- Exercise goal -
Extract the full listing below without altering a single character.

(Records from a dataset)
::::::

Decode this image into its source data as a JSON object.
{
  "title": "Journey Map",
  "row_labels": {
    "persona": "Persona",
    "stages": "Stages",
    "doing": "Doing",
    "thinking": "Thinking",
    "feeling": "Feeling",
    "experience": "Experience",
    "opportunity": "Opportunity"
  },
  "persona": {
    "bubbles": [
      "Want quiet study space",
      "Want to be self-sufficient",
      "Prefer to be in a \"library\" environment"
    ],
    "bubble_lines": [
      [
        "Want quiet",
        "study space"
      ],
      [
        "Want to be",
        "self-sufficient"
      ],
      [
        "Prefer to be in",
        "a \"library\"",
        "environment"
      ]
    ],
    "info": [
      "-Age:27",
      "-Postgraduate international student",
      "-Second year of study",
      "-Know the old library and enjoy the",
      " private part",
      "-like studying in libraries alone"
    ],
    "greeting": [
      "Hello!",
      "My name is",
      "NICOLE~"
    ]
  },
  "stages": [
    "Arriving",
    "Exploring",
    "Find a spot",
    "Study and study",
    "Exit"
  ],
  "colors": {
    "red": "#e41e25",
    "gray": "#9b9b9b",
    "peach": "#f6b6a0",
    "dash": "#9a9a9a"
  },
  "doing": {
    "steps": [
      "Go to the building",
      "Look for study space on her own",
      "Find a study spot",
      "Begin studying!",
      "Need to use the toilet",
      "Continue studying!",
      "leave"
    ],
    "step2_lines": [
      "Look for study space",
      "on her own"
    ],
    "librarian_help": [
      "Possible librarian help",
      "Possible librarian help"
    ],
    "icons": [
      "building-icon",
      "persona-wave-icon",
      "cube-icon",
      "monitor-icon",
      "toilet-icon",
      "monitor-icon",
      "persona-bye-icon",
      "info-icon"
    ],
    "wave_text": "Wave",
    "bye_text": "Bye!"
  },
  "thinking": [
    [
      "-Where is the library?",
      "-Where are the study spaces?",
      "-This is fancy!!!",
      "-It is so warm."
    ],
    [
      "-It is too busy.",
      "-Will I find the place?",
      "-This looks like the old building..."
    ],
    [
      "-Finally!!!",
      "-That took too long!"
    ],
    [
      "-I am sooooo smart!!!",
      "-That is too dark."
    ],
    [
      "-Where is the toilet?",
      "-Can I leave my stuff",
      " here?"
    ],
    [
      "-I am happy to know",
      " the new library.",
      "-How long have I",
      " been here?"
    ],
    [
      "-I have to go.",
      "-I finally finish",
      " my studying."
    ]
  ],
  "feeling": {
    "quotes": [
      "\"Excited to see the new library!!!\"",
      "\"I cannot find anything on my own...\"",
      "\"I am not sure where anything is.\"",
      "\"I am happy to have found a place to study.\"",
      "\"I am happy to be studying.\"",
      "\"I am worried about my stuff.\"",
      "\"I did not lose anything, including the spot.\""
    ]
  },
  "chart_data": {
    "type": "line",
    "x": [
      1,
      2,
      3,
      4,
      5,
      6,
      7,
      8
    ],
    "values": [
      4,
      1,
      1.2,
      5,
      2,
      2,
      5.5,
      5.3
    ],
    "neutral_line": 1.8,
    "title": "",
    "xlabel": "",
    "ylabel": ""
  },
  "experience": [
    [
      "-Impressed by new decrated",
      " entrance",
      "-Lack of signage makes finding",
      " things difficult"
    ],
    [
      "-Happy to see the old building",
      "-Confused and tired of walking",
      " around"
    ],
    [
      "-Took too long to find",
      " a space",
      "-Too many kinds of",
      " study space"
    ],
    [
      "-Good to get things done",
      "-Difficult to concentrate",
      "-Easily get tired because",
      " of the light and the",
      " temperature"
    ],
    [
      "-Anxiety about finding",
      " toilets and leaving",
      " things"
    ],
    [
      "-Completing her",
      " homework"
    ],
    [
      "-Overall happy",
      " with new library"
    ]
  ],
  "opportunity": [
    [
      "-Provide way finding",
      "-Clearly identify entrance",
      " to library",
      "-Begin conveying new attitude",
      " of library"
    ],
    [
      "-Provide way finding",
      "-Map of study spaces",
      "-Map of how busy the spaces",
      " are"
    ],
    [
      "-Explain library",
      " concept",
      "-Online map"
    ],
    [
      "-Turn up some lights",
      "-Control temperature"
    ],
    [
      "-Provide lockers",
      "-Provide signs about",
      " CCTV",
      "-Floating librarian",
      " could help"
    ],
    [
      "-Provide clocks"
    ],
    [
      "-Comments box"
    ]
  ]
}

::::::

- Written response -
Decode this image into its source data as a JSON object.
{
  "title": "Journey Map",
  "row_labels": {
    "persona": "Persona",
    "stages": "Stages",
    "doing": "Doing",
    "thinking": "Thinking",
    "feeling": "Feeling",
    "experience": "Experience",
    "opportunity": "Opportunity"
  },
  "persona": {
    "bubbles": [
      "Want quiet study space",
      "Want to be self-sufficient",
      "Prefer to be in a \"library\" environment"
    ],
    "bubble_lines": [
      [
        "Want quiet",
        "study space"
      ],
      [
        "Want to be",
        "self-sufficient"
      ],
      [
        "Prefer to be in",
        "a \"library\"",
        "environment"
      ]
    ],
    "info": [
      "-Age:27",
      "-Postgraduate international student",
      "-Second year of study",
      "-Know the old library and enjoy the",
      " private part",
      "-like studying in libraries alone"
    ],
    "greeting": [
      "Hello!",
      "My name is",
      "NICOLE~"
    ]
  },
  "stages": [
    "Arriving",
    "Exploring",
    "Find a spot",
    "Study and study",
    "Exit"
  ],
  "colors": {
    "red": "#e41e25",
    "gray": "#9b9b9b",
    "peach": "#f6b6a0",
    "dash": "#9a9a9a"
  },
  "doing": {
    "steps": [
      "Go to the building",
      "Look for study space on her own",
      "Find a study spot",
      "Begin studying!",
      "Need to use the toilet",
      "Continue studying!",
      "leave"
    ],
    "step2_lines": [
      "Look for study space",
      "on her own"
    ],
    "librarian_help": [
      "Possible librarian help",
      "Possible librarian help"
    ],
    "icons": [
      "building-icon",
      "persona-wave-icon",
      "cube-icon",
      "monitor-icon",
      "toilet-icon",
      "monitor-icon",
      "persona-bye-icon",
      "info-icon"
    ],
    "wave_text": "Wave",
    "bye_text": "Bye!"
  },
  "thinking": [
    [
      "-Where is the library?",
      "-Where are the study spaces?",
      "-This is fancy!!!",
      "-It is so warm."
    ],
    [
      "-It is too busy.",
      "-Will I find the place?",
      "-This looks like the old building..."
    ],
    [
      "-Finally!!!",
      "-That took too long!"
    ],
    [
      "-I am sooooo smart!!!",
      "-That is too dark."
    ],
    [
      "-Where is the toilet?",
      "-Can I leave my stuff",
      " here?"
    ],
    [
      "-I am happy to know",
      " the new library.",
      "-How long have I",
      " been here?"
    ],
    [
      "-I have to go.",
      "-I finally finish",
      " my studying."
    ]
  ],
  "feeling": {
    "quotes": [
      "\"Excited to see the new library!!!\"",
      "\"I cannot find anything on my own...\"",
      "\"I am not sure where anything is.\"",
      "\"I am happy to have found a place to study.\"",
      "\"I am happy to be studying.\"",
      "\"I am worried about my stuff.\"",
      "\"I did not lose anything, including the spot.\""
    ]
  },
  "chart_data": {
    "type": "line",
    "x": [
      1,
      2,
      3,
      4,
      5,
      6,
      7,
      8
    ],
    "values": [
      4,
      1,
      1.2,
      5,
      2,
      2,
      5.5,
      5.3
    ],
    "neutral_line": 1.8,
    "title": "",
    "xlabel": "",
    "ylabel": ""
  },
  "experience": [
    [
      "-Impressed by new decrated",
      " entrance",
      "-Lack of signage makes finding",
      " things difficult"
    ],
    [
      "-Happy to see the old building",
      "-Confused and tired of walking",
      " around"
    ],
    [
      "-Took too long to find",
      " a space",
      "-Too many kinds of",
      " study space"
    ],
    [
      "-Good to get things done",
      "-Difficult to concentrate",
      "-Easily get tired because",
      " of the light and the",
      " temperature"
    ],
    [
      "-Anxiety about finding",
      " toilets and leaving",
      " things"
    ],
    [
      "-Completing her",
      " homework"
    ],
    [
      "-Overall happy",
      " with new library"
    ]
  ],
  "opportunity": [
    [
      "-Provide way finding",
      "-Clearly identify entrance",
      " to library",
      "-Begin conveying new attitude",
      " of library"
    ],
    [
      "-Provide way finding",
      "-Map of study spaces",
      "-Map of how busy the spaces",
      " are"
    ],
    [
      "-Explain library",
      " concept",
      "-Online map"
    ],
    [
      "-Turn up some lights",
      "-Control temperature"
    ],
    [
      "-Provide lockers",
      "-Provide signs about",
      " CCTV",
      "-Floating librarian",
      " could help"
    ],
    [
      "-Provide clocks"
    ],
    [
      "-Comments box"
    ]
  ]
}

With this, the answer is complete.